**Extracted data entries**
- - - - - - -

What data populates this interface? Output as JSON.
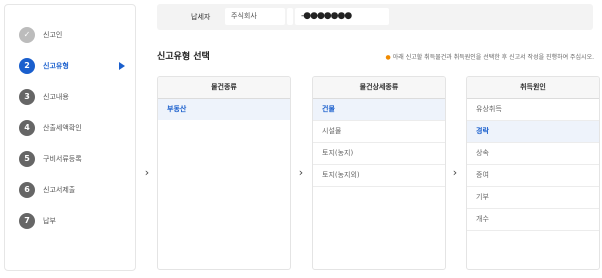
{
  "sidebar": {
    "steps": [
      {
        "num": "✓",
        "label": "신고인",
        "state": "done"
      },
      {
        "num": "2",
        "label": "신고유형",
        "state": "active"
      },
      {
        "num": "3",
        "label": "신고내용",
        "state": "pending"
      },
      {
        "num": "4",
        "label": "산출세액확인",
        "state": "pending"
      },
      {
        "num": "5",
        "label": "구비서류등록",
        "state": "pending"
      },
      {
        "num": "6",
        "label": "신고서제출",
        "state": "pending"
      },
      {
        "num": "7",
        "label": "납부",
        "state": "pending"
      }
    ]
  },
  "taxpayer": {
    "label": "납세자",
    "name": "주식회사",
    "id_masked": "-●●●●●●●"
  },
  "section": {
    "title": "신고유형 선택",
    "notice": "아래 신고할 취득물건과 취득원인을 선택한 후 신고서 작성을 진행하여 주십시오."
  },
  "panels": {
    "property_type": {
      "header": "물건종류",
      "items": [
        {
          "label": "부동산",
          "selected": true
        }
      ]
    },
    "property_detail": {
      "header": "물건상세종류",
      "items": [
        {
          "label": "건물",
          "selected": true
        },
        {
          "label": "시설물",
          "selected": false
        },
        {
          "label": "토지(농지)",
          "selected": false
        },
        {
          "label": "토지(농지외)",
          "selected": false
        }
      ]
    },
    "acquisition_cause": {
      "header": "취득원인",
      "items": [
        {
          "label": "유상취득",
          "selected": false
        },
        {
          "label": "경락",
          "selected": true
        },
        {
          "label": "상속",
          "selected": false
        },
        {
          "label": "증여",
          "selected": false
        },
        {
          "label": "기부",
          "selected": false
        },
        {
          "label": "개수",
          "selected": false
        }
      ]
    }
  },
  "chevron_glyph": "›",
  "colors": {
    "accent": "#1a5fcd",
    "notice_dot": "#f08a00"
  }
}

- - - - - - -

Return to the listing above and set it down exactly, leaving out its pictures.

What data populates this interface? Output as JSON.
{
  "sidebar": {
    "steps": [
      {
        "num": "✓",
        "label": "신고인",
        "state": "done"
      },
      {
        "num": "2",
        "label": "신고유형",
        "state": "active"
      },
      {
        "num": "3",
        "label": "신고내용",
        "state": "pending"
      },
      {
        "num": "4",
        "label": "산출세액확인",
        "state": "pending"
      },
      {
        "num": "5",
        "label": "구비서류등록",
        "state": "pending"
      },
      {
        "num": "6",
        "label": "신고서제출",
        "state": "pending"
      },
      {
        "num": "7",
        "label": "납부",
        "state": "pending"
      }
    ]
  },
  "taxpayer": {
    "label": "납세자",
    "name": "주식회사",
    "id_masked": "-●●●●●●●"
  },
  "section": {
    "title": "신고유형 선택",
    "notice": "아래 신고할 취득물건과 취득원인을 선택한 후 신고서 작성을 진행하여 주십시오."
  },
  "panels": {
    "property_type": {
      "header": "물건종류",
      "items": [
        {
          "label": "부동산",
          "selected": true
        }
      ]
    },
    "property_detail": {
      "header": "물건상세종류",
      "items": [
        {
          "label": "건물",
          "selected": true
        },
        {
          "label": "시설물",
          "selected": false
        },
        {
          "label": "토지(농지)",
          "selected": false
        },
        {
          "label": "토지(농지외)",
          "selected": false
        }
      ]
    },
    "acquisition_cause": {
      "header": "취득원인",
      "items": [
        {
          "label": "유상취득",
          "selected": false
        },
        {
          "label": "경락",
          "selected": true
        },
        {
          "label": "상속",
          "selected": false
        },
        {
          "label": "증여",
          "selected": false
        },
        {
          "label": "기부",
          "selected": false
        },
        {
          "label": "개수",
          "selected": false
        }
      ]
    }
  },
  "chevron_glyph": "›",
  "colors": {
    "accent": "#1a5fcd",
    "notice_dot": "#f08a00"
  }
}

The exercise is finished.